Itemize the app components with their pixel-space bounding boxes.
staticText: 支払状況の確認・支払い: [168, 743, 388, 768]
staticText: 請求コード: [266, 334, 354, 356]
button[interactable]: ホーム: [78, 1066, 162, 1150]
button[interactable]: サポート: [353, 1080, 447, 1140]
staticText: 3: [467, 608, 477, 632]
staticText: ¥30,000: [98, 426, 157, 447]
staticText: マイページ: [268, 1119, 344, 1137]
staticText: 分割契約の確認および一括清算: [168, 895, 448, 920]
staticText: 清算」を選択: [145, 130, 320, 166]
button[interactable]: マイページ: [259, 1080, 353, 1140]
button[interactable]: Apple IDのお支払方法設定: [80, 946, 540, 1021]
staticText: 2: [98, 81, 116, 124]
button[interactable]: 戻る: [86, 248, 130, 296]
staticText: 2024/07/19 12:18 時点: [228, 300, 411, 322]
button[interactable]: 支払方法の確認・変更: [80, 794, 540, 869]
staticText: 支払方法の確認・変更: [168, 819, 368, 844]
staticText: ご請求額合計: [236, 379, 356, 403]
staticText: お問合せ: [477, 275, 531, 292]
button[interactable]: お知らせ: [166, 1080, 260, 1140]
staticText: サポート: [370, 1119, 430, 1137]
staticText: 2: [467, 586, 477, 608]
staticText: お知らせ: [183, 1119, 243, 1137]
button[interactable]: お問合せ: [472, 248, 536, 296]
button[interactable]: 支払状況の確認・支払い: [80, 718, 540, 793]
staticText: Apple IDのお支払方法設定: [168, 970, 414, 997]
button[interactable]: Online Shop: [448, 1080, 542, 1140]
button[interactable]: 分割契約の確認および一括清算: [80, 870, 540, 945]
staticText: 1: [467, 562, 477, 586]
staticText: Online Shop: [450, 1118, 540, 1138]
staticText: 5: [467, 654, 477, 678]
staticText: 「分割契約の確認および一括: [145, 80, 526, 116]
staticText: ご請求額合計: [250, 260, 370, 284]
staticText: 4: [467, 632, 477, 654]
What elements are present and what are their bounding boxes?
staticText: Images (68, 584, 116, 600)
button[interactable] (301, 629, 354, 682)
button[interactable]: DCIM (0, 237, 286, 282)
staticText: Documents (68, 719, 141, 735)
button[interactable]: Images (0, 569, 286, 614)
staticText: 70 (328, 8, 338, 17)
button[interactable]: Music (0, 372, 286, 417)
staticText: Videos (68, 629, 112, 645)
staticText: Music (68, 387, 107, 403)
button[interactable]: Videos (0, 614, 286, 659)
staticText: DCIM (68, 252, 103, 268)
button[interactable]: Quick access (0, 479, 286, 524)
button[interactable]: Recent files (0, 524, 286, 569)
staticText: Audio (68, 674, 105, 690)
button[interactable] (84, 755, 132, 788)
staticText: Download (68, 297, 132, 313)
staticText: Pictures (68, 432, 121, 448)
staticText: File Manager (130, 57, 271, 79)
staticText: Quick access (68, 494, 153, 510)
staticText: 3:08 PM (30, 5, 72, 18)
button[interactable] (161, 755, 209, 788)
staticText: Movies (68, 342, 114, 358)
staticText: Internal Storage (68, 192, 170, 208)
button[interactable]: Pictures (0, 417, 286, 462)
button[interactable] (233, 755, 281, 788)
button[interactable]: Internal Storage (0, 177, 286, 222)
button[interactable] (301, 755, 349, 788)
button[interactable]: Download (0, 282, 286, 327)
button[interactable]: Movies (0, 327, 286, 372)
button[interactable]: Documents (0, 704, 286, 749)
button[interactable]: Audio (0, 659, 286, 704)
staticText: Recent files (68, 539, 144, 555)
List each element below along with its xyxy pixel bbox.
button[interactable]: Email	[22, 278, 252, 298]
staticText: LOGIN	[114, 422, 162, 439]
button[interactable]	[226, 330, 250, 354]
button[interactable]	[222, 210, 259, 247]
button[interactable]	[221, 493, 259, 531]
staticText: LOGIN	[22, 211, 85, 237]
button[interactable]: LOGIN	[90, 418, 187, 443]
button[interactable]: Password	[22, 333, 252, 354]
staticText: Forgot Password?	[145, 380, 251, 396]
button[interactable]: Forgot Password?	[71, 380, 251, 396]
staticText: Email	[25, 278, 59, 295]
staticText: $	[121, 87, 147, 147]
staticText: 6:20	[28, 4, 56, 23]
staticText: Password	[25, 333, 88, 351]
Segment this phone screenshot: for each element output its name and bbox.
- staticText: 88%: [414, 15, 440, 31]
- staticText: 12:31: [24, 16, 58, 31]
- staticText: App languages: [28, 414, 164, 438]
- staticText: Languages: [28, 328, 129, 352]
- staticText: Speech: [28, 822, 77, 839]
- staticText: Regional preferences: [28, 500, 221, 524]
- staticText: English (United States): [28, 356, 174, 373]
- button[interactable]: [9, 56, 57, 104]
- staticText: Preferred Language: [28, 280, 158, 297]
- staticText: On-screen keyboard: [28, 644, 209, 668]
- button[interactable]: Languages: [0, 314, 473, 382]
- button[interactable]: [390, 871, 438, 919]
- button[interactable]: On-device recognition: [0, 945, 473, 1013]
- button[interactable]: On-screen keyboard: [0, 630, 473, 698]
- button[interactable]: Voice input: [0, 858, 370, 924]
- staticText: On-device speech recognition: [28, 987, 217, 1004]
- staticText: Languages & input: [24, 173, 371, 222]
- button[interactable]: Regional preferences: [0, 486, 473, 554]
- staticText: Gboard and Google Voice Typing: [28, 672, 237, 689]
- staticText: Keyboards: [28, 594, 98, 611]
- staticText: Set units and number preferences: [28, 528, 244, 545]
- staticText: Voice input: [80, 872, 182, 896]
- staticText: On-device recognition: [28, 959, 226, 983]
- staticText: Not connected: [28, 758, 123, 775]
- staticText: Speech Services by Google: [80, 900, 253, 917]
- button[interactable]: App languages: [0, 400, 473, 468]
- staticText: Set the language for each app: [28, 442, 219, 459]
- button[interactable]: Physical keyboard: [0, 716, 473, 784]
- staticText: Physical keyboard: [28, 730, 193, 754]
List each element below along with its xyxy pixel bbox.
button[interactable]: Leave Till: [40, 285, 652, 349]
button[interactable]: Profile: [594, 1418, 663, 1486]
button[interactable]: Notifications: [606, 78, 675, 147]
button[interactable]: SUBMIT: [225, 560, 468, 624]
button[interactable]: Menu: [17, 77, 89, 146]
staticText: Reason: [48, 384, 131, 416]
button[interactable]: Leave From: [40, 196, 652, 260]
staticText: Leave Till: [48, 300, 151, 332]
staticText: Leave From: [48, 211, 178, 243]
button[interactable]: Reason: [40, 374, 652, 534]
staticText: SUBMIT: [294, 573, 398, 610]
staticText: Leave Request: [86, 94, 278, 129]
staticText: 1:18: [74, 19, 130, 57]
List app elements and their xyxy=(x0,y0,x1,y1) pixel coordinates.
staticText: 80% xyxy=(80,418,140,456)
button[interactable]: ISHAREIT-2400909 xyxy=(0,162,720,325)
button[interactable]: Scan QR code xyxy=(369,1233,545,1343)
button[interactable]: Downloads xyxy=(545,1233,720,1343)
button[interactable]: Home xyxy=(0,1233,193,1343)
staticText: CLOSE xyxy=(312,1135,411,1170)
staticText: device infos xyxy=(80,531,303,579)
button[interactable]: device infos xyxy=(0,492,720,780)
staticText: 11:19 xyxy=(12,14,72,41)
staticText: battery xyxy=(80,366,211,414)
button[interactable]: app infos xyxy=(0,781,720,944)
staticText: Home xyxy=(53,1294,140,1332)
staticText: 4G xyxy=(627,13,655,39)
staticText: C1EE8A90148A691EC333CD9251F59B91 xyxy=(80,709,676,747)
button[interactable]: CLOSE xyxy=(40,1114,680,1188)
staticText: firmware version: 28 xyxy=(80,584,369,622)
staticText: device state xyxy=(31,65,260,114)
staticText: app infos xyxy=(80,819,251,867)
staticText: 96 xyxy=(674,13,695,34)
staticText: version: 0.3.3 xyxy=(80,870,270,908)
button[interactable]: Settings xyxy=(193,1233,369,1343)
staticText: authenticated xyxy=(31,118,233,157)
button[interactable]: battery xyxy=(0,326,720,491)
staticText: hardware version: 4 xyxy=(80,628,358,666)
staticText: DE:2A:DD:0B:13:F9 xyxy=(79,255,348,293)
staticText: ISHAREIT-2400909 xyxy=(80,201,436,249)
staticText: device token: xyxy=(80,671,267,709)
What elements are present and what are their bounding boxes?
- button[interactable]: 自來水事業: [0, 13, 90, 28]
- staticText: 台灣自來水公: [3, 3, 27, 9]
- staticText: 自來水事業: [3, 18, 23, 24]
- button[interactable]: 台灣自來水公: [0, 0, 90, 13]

● ● ● ● ● ● ●

- **Requirement**: Count the lines above that contain the string "Physical", treating uppercase and lowercase as distinct. Reply with the number alone.

- **Output for this task**: 2